> **SUPPLIED MATERIAL**:

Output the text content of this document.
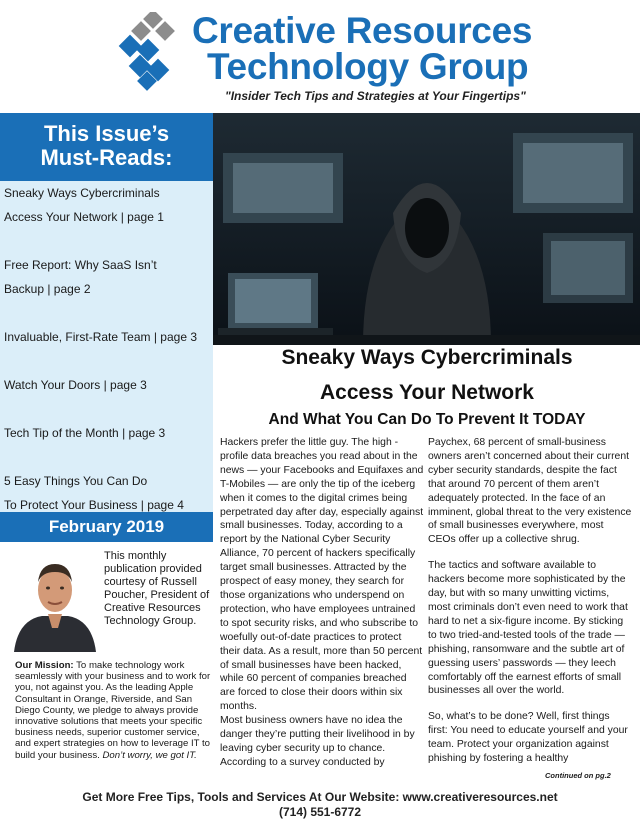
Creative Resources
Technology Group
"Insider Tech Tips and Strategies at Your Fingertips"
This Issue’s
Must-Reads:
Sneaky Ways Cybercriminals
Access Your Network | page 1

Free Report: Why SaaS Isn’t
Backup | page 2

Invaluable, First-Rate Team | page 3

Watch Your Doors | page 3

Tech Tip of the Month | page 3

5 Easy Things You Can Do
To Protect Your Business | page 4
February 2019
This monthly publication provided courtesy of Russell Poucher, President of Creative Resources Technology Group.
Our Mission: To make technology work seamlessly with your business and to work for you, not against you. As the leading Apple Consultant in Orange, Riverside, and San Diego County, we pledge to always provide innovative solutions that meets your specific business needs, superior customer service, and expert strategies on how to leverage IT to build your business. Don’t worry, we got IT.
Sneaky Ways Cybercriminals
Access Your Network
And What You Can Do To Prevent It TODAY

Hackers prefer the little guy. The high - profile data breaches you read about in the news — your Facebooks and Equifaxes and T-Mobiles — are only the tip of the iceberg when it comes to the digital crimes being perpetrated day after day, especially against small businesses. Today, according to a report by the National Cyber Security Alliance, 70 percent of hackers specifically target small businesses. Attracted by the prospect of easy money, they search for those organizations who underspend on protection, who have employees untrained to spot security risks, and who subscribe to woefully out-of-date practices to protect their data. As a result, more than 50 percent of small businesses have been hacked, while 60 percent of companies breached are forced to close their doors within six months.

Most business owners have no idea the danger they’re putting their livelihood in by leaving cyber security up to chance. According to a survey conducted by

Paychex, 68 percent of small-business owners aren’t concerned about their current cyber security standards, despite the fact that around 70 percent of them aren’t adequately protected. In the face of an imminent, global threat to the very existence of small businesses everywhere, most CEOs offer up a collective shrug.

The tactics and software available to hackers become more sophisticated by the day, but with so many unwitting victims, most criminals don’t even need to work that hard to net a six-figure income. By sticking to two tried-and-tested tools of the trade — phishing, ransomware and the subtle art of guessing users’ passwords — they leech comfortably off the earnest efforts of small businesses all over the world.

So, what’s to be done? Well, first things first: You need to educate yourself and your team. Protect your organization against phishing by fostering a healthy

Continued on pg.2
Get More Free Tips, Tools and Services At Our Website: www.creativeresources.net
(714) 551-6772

> **GOAL**: Do not include images; quote all of the entries above exactly.

> **TASK ANSWER**:
Output the text content of this document.
Creative Resources
Technology Group
"Insider Tech Tips and Strategies at Your Fingertips"
This Issue’s
Must-Reads:
Sneaky Ways Cybercriminals
Access Your Network | page 1

Free Report: Why SaaS Isn’t
Backup | page 2

Invaluable, First-Rate Team | page 3

Watch Your Doors | page 3

Tech Tip of the Month | page 3

5 Easy Things You Can Do
To Protect Your Business | page 4
February 2019
This monthly publication provided courtesy of Russell Poucher, President of Creative Resources Technology Group.
Our Mission: To make technology work seamlessly with your business and to work for you, not against you. As the leading Apple Consultant in Orange, Riverside, and San Diego County, we pledge to always provide innovative solutions that meets your specific business needs, superior customer service, and expert strategies on how to leverage IT to build your business. Don’t worry, we got IT.
Sneaky Ways Cybercriminals
Access Your Network
And What You Can Do To Prevent It TODAY

Hackers prefer the little guy. The high - profile data breaches you read about in the news — your Facebooks and Equifaxes and T-Mobiles — are only the tip of the iceberg when it comes to the digital crimes being perpetrated day after day, especially against small businesses. Today, according to a report by the National Cyber Security Alliance, 70 percent of hackers specifically target small businesses. Attracted by the prospect of easy money, they search for those organizations who underspend on protection, who have employees untrained to spot security risks, and who subscribe to woefully out-of-date practices to protect their data. As a result, more than 50 percent of small businesses have been hacked, while 60 percent of companies breached are forced to close their doors within six months.

Most business owners have no idea the danger they’re putting their livelihood in by leaving cyber security up to chance. According to a survey conducted by

Paychex, 68 percent of small-business owners aren’t concerned about their current cyber security standards, despite the fact that around 70 percent of them aren’t adequately protected. In the face of an imminent, global threat to the very existence of small businesses everywhere, most CEOs offer up a collective shrug.

The tactics and software available to hackers become more sophisticated by the day, but with so many unwitting victims, most criminals don’t even need to work that hard to net a six-figure income. By sticking to two tried-and-tested tools of the trade — phishing, ransomware and the subtle art of guessing users’ passwords — they leech comfortably off the earnest efforts of small businesses all over the world.

So, what’s to be done? Well, first things first: You need to educate yourself and your team. Protect your organization against phishing by fostering a healthy

Continued on pg.2
Get More Free Tips, Tools and Services At Our Website: www.creativeresources.net
(714) 551-6772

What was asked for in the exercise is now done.